- [TUGAS YANG DIBERIKAN 1]
Menurut teks tentang Sanggar Anak Alam, dinding rumah yang dipakai sebagai kelas terbuat dari apa?
- [TUGAS YANG DIBERIKAN 2]
Tuliskan lanjutan teks tentang Sanggar Anak Alam (SALAM), dimulai setelah kalimat terakhirnya.

- [TEKS BACAAN]
HIDUPKATOLIK.COM – SIANG itu, Februari 2024, kegiatan sekolah telah usai. Suasana sekolah seperti pada umumnya: pintu gerbang dikunci dan suasana lengang. Tak ada lagi anak-anak yang berlarian. Semua guru, tata usaha, dan karyawan sudah pulang. Tinggal petugas kebersihan yang sibuk dengan tugas pokoknya: bersih-bersih.
Gambaran sekolah pada umumnya tak terlihat di kompleks Sanggar Anak Alam (SALAM) yang belokasi di Nitiprayan, Kasihan, Bantul, Yogyakarta. Alih-alih gedung sekolah, kelas pun hanya rumah sederhana berdinding gedek (anyaman bambu) dan berlantai tanah atau ubin semen dengan sawah lahan basah di sekitarnya. Empat rumah, yang dipisahkan pematang sawah, menjadi tempat kegiatan belajar-mengajar dengan waktu yang sangat fleksibel – pagi sampai sore.
SALAM adalah sebutan yang sesuai. Kegiatan belajar-mengajar dilakukan di tengah alam pedesaan (persawahan) dengan diselingi desiran angin dan tanaman padi sedang menghijau serta gemericik aliran air kali yang bersih. Kegiatan belajar-mengajar juga fleksibel sesuai minat siswa dan tidak tergantung kurikulum resmi pemerintah. Tepatlah disebut SALAM.

- [INFORMASI YANG DIBERIKAN]
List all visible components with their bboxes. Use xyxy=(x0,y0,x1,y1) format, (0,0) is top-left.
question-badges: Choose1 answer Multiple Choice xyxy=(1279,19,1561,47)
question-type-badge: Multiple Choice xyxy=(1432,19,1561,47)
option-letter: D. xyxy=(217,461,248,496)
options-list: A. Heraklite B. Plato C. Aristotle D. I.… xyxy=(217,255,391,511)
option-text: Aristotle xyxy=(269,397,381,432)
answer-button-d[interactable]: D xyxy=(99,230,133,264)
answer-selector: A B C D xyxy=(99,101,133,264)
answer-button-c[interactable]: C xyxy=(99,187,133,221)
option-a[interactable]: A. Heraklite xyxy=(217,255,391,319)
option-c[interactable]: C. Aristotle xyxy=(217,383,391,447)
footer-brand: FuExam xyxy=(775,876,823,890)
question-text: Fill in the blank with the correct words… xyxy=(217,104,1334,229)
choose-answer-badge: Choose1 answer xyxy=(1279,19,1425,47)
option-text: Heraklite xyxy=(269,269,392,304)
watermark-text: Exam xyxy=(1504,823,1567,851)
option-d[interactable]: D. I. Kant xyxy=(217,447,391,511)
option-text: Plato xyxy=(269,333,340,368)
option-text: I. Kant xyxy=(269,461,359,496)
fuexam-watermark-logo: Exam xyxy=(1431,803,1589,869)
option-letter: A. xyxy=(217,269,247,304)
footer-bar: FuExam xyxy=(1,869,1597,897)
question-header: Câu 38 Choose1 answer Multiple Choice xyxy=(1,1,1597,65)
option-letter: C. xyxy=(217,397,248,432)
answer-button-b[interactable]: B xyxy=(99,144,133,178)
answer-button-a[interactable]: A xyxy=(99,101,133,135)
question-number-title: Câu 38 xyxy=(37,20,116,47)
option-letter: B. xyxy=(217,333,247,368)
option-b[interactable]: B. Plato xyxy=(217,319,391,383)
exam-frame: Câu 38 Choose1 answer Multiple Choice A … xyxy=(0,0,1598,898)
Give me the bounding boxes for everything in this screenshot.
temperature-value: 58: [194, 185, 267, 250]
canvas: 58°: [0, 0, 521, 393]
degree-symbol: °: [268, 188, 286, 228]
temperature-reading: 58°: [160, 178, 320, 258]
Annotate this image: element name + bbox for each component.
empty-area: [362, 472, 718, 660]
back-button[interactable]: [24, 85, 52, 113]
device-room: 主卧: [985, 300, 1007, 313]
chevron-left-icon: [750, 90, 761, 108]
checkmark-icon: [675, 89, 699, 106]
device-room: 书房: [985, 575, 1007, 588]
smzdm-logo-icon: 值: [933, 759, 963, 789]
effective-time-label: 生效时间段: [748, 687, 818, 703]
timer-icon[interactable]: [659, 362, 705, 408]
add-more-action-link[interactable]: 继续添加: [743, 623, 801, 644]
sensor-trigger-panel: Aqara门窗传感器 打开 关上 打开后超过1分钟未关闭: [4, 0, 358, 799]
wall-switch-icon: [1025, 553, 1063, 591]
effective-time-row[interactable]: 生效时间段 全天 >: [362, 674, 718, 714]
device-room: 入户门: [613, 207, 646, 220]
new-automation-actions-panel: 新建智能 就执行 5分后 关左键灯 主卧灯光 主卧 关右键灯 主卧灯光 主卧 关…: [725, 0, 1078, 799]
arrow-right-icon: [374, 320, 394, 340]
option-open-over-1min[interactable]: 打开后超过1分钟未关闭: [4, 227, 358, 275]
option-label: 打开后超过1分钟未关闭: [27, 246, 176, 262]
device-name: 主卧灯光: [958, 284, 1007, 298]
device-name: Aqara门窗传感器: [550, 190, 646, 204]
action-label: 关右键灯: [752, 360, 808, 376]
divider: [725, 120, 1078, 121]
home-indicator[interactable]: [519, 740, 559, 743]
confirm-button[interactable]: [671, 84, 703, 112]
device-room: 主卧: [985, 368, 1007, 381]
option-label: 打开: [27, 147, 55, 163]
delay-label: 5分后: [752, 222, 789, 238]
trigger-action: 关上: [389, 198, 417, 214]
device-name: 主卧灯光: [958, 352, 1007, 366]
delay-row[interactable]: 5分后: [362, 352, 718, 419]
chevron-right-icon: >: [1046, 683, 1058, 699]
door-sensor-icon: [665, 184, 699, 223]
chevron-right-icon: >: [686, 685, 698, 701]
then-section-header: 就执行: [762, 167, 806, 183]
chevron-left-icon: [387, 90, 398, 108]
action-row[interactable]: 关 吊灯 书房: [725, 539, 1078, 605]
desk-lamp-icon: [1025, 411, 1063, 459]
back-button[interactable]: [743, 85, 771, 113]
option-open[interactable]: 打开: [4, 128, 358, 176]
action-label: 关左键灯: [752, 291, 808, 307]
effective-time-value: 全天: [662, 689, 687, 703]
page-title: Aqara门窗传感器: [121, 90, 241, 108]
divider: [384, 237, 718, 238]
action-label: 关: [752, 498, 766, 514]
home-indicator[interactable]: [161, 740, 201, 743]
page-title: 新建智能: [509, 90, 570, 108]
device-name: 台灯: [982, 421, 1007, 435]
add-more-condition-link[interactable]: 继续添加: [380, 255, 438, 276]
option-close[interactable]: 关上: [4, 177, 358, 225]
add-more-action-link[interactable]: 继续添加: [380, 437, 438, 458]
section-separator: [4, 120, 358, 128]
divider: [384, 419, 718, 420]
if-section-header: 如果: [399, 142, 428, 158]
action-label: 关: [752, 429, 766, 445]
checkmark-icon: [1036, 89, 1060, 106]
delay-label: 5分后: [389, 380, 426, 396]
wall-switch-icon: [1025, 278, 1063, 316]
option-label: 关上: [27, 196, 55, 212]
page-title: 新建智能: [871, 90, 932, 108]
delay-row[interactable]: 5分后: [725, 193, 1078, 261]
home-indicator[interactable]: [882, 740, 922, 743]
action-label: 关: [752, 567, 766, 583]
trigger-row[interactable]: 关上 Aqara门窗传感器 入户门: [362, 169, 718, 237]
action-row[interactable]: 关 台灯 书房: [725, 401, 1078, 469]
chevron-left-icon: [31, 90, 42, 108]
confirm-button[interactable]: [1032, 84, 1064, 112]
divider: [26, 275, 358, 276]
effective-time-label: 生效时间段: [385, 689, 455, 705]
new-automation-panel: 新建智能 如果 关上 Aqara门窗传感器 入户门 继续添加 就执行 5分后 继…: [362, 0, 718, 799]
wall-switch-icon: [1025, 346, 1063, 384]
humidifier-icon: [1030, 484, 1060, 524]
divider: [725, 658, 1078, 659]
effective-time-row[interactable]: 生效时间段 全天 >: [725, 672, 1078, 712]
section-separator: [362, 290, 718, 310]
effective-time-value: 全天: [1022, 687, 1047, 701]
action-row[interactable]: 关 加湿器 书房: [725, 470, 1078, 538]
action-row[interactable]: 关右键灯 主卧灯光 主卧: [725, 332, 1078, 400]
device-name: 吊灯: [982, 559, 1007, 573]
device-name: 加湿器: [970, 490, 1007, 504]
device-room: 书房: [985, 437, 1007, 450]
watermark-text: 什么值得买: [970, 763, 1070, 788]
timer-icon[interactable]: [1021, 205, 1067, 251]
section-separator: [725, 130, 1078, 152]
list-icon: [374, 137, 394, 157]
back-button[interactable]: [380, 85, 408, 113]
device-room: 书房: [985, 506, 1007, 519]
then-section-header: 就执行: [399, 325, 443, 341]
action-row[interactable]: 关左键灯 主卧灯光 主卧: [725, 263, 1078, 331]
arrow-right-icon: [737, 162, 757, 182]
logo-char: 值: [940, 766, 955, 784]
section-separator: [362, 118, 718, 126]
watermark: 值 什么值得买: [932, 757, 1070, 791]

- [JAWABAN TUGAS 1]
Dari gedek, yaitu anyaman bambu.

- [JAWABAN TUGAS 2]
Ada dua rumah penduduk berhimpitan. Salah satunya kantor sanggar. Sementara kesibukan masyarakat dan sanggar menyatu. Saling memperkaya.
Tidak semua siswa berasal dari lingkungan terdekat tapi juga dari desa lain. Mereka belajar bermasyarakat dan belajar bersama. Jumlah siswa saat ini mencapai 200 orang sejak kegiatan belajar-mengajar – mulai PAUD hingga SMTA – dilakukan sejak tahun 2018 di atas lahan seluas sekitar 500 meter persegi tersebut.
Di sana berkembang kegiatan belajar-mengajar ideal yang menjadi cita-cita dan tujuan akhir pembelajaran seperti yang digagas para ahli pendidikan tingkat dunia, antara lain Ki Hadjar Dewantara yang mengedepankan pendidikan karakter (Indonesia), Paulo Freire sebagai pendidikan demokratis (Brasil), dan Maria Anna Montessori yang memberikan kebebasan pada anak memilih aktivitas sesuai minat dan bakat (Italia).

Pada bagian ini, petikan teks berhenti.